EXERCISE
Below is a listing to write out in full, exactly as given, without its pictures.

DATA EXTRACT
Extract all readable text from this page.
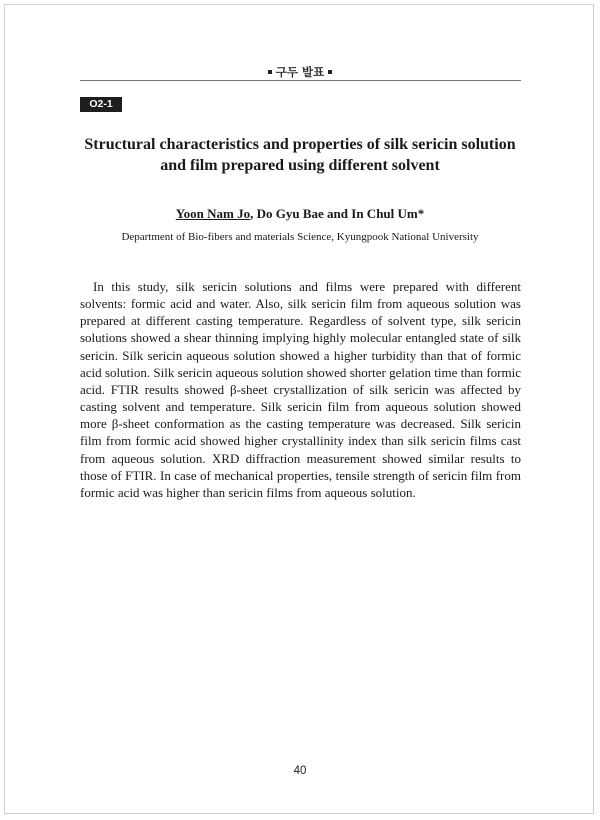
구두 발표
O2-1
Structural characteristics and properties of silk sericin solution
and film prepared using different solvent
Yoon Nam Jo, Do Gyu Bae and In Chul Um*
Department of Bio-fibers and materials Science, Kyungpook National University

In this study, silk sericin solutions and films were prepared with different solvents: formic acid and water. Also, silk sericin film from aqueous solution was prepared at different casting temperature. Regardless of solvent type, silk sericin solutions showed a shear thinning implying highly molecular entangled state of silk sericin. Silk sericin aqueous solution showed a higher turbidity than that of formic acid solution. Silk sericin aqueous solution showed shorter gelation time than formic acid. FTIR results showed β-sheet crystallization of silk sericin was affected by casting solvent and temperature. Silk sericin film from aqueous solution showed more β-sheet conformation as the casting temperature was decreased. Silk sericin film from formic acid showed higher crystallinity index than silk sericin films cast from aqueous solution. XRD diffraction measurement showed similar results to those of FTIR. In case of mechanical properties, tensile strength of sericin film from formic acid was higher than sericin films from aqueous solution.

40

OUTPUT OF THE EXERCISE
Extract all readable text from this page.
구두 발표
O2-1
Structural characteristics and properties of silk sericin solution
and film prepared using different solvent
Yoon Nam Jo, Do Gyu Bae and In Chul Um*
Department of Bio-fibers and materials Science, Kyungpook National University

In this study, silk sericin solutions and films were prepared with different solvents: formic acid and water. Also, silk sericin film from aqueous solution was prepared at different casting temperature. Regardless of solvent type, silk sericin solutions showed a shear thinning implying highly molecular entangled state of silk sericin. Silk sericin aqueous solution showed a higher turbidity than that of formic acid solution. Silk sericin aqueous solution showed shorter gelation time than formic acid. FTIR results showed β-sheet crystallization of silk sericin was affected by casting solvent and temperature. Silk sericin film from aqueous solution showed more β-sheet conformation as the casting temperature was decreased. Silk sericin film from formic acid showed higher crystallinity index than silk sericin films cast from aqueous solution. XRD diffraction measurement showed similar results to those of FTIR. In case of mechanical properties, tensile strength of sericin film from formic acid was higher than sericin films from aqueous solution.

40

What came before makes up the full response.